[Dataset records]
——————————
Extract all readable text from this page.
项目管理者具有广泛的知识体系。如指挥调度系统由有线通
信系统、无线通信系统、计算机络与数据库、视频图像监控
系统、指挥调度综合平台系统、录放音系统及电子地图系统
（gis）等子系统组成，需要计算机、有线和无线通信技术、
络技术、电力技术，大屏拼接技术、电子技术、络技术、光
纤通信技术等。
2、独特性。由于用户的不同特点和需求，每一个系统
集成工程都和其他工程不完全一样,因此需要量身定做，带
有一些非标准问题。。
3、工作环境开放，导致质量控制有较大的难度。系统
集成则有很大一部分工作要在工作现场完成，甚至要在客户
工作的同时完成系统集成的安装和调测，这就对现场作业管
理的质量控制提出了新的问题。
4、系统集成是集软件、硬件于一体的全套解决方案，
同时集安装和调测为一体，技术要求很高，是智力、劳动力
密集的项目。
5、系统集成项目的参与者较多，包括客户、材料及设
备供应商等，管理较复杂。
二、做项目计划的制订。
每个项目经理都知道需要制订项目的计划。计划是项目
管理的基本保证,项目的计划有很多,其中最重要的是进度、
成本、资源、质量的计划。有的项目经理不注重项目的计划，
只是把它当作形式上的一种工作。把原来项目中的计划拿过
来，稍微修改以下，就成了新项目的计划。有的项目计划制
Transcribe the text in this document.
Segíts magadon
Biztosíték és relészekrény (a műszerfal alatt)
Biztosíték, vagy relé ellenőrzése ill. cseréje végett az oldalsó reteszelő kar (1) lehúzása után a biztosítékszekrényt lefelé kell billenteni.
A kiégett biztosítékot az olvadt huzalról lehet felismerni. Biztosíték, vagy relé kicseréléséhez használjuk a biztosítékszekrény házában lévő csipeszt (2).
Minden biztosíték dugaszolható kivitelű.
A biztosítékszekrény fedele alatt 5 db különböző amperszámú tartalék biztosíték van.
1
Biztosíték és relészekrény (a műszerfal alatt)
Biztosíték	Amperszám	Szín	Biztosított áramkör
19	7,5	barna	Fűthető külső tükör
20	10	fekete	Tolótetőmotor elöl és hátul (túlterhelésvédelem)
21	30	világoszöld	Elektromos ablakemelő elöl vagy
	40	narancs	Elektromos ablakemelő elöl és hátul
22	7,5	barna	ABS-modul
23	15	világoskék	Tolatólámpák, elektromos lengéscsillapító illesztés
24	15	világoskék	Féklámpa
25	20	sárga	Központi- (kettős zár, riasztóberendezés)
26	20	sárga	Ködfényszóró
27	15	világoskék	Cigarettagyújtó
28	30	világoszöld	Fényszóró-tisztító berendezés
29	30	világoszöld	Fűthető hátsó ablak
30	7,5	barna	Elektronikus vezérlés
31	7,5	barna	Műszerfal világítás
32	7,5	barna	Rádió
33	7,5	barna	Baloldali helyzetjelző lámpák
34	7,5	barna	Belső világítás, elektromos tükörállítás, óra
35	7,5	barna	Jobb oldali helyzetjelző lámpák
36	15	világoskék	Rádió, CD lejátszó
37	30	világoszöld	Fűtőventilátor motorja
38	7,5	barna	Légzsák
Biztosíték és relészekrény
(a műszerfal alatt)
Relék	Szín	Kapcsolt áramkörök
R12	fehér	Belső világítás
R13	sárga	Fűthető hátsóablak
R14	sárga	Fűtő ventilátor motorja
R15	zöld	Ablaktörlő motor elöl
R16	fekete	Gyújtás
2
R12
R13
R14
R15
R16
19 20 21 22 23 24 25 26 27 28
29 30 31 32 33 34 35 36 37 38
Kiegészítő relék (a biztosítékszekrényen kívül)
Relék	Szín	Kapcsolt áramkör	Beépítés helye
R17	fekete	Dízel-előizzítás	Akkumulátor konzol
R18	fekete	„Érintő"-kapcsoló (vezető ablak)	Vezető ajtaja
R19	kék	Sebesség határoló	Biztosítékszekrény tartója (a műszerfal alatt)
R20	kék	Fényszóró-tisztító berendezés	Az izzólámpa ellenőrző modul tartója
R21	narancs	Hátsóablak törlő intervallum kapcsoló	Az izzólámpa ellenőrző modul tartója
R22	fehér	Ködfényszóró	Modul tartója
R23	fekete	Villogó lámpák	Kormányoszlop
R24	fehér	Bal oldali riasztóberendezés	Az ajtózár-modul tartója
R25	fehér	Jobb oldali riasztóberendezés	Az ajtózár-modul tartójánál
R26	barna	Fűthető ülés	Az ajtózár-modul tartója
——————————
WRITTEN EXERCISE:
Identify the lines in the entries above that contain "világítás", then copy them out.

WRITTEN SOLUTION:
31	7,5	barna	Műszerfal világítás
34	7,5	barna	Belső világítás, elektromos tükörállítás, óra
R12	fehér	Belső világítás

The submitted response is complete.